Gather each line of the records where "camera" appears.

═══

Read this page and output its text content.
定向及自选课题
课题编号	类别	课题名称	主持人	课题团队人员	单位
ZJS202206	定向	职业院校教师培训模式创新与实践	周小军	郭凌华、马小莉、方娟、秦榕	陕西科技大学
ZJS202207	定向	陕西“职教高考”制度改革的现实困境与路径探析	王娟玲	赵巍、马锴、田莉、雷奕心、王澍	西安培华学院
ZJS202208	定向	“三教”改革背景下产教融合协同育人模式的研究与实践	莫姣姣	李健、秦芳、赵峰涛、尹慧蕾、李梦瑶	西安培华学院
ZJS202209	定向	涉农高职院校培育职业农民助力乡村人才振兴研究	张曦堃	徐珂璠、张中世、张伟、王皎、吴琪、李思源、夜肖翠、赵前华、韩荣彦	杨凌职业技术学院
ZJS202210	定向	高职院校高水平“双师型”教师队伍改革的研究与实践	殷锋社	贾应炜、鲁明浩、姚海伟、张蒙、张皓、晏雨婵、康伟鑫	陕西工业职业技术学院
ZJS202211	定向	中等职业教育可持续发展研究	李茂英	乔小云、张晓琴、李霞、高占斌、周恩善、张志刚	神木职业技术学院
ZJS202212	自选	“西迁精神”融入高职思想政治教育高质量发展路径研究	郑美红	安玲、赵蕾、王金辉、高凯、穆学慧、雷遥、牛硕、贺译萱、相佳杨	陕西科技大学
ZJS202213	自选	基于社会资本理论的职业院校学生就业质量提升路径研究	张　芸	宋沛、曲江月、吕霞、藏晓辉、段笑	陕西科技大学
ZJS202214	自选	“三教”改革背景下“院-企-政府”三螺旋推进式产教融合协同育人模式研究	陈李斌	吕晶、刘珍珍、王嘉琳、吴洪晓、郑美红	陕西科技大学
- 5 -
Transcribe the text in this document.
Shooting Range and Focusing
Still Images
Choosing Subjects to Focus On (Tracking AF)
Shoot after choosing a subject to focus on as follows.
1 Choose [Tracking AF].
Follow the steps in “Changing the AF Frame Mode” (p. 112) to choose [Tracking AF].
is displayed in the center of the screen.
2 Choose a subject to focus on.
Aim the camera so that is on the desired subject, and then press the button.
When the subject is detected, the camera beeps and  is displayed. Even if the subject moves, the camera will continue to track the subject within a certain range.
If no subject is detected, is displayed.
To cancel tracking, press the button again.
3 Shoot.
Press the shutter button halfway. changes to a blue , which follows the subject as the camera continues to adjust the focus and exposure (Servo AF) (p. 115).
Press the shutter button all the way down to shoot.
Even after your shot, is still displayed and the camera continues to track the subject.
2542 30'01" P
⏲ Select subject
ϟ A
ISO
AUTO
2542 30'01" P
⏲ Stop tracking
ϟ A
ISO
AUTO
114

═══

* _Answer to this task_
Aim the camera so that is on the desired subject, and then press the button.
When the subject is detected, the camera beeps and  is displayed. Even if the subject moves, the camera will continue to track the subject within a certain range.
Press the shutter button halfway. changes to a blue , which follows the subject as the camera continues to adjust the focus and exposure (Servo AF) (p. 115).
Even after your shot, is still displayed and the camera continues to track the subject.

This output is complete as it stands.